Exercise requirements: Say whether each statement agrees with the DSA discrepancies text below, answering yes or no and quoting the words of the text that decide it. (a) The implementation's stack grows toward lower addresses. (b) The implementation's CALL expansion keeps the return address in the RET register. (c) The implementation's RETURN expansion ends with a jump to the RET address plus 4.

Text provided:
* START *
18 KiB
DSA Implementation vs Documentation Discrepancies
Critical Discrepancies
1. Stack Growth Direction ❌ CRITICAL
Documentation states: Stack grows upward (toward higher addresses)
Implementation shows (expand.rs:44-51):
fn expand_push(current: &Node, nodes: &mut Vec<Node>) -> Result<(), AssembleError> {
// ...
nodes.extend(vec![
node!(label, Opcode::SubI, spr, 4, spr), // spr = spr - 4
node!(None, Opcode::Stw, reg, spr, 0),
]);
Implementation shows (expand.rs:130-137):
fn expand_pop(current: &Node, nodes: &mut Vec<Node>) -> Result<(), AssembleError> {
// ...
nodes.extend(vec![
node!(label, Opcode::Ldw, spr, reg, 0),
node!(None, Opcode::AddI, spr, 4, spr), // spr = spr + 4
]);
Reality: Stack grows DOWNWARD (toward lower addresses)
- PUSH: Decrements SPR by 4, then stores
- POP: Loads, then increments SPR by 4
Impact: All documentation examples and calling convention diagrams are backwards!
2. CALL Pseudo-instruction Expansion ❌ CRITICAL
Documentation states (DSA_Assembly_Reference.md):
; call print::print expands to:
lwi print::print, ret ; Load function address into ret
jmp 0, ret ; Jump to function (saves return in pcx)
Implementation shows (expand.rs:109-123):
fn expand_call(current: &Node, nodes: &mut Vec<Node>) -> Result<(), AssembleError> {
nodes.extend(vec![
node!(label, Opcode::SubI, spr, 4, spr), // Decrement stack pointer
node!(None, Opcode::Stw, pcx, spr, 0), // Store PCX (return addr) on stack
node!(None, Opcode::Jmp, addr, zero), // Jump to function
]);
Reality: CALL expansion is:
- Decrement SPR by 4
- Store PCX (return address) to stack
- Jump to function address
Impact: Return address is stored on the STACK, not in RET register!
3. RETURN Pseudo-instruction Expansion ❌ CRITICAL
Documentation states:
; return expands to:
jmp 0, ret ; Jump to address in ret register
Implementation shows (expand.rs:125-135):
fn expand_return(current: &Node, nodes: &mut Vec<Node>) {
nodes.extend(vec![
node!(label, Opcode::Ldw, spr, ret, 0), // Load return addr from stack
node!(None, Opcode::AddI, spr, 4, spr), // Increment stack pointer
node!(None, Opcode::Jmp, 4, ret), // Jump to (ret + 4)
]);
}
Reality: RETURN expansion is:
- Load return address from stack into RET register
- Increment SPR by 4
- Jump to (RET + 4)
Why +4? The stored PCX points to the instruction AFTER the call's jump, so we need to add 4 to skip past the stored PCX instruction itself... or this might be a bug in the implementation.
* END *
Listing:
* START *
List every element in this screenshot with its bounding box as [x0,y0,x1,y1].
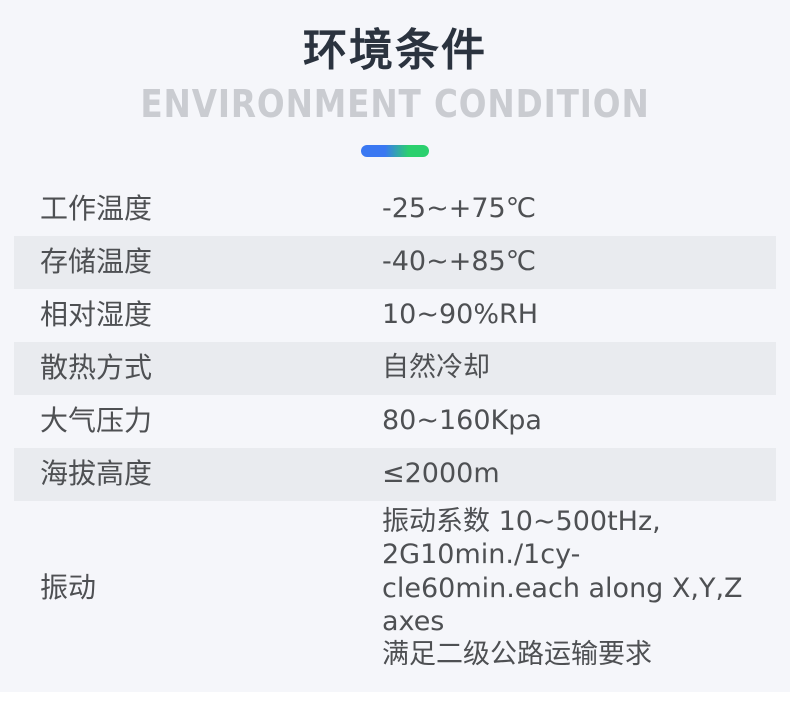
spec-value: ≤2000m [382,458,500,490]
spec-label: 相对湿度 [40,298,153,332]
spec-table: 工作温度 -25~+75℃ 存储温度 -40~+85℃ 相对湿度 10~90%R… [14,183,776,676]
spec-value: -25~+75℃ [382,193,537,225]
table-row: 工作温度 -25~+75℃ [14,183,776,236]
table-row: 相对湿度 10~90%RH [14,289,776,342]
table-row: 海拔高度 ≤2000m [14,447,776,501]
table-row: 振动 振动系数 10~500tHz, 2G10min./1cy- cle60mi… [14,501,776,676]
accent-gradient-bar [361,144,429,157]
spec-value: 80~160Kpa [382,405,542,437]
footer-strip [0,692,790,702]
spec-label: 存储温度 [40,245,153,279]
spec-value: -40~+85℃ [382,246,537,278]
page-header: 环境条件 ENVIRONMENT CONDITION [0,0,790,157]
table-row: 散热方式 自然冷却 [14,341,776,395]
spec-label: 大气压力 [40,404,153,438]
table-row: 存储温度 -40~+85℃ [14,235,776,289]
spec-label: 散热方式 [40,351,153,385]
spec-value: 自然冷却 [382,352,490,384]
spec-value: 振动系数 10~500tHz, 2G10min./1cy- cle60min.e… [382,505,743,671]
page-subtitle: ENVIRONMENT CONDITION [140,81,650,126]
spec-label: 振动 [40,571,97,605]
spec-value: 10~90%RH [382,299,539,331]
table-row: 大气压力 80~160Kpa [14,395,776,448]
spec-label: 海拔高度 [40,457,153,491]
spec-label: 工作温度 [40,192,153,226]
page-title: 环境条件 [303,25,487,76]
* END *
* START *
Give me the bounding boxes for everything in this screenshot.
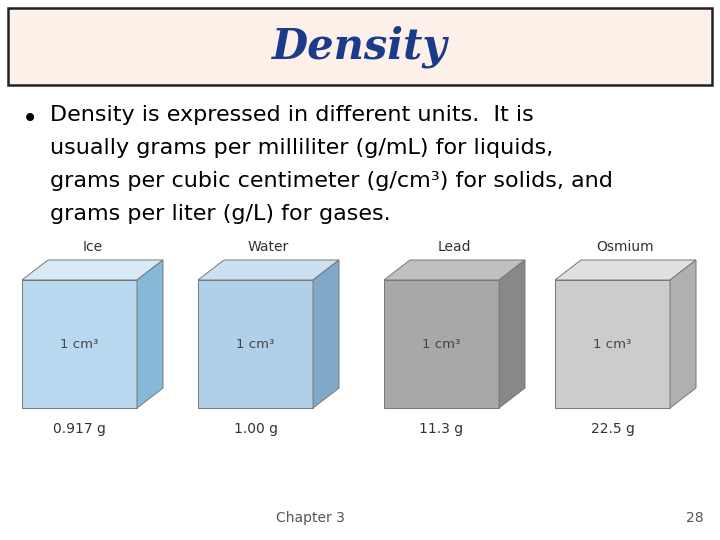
* END *
Answer to this problem:
(a) Yes: "Reality: Stack grows DOWNWARD (toward lower addresses)"
(b) No: "Return address is stored on the STACK, not in RET register!"
(c) Yes: "Jump to (RET + 4)"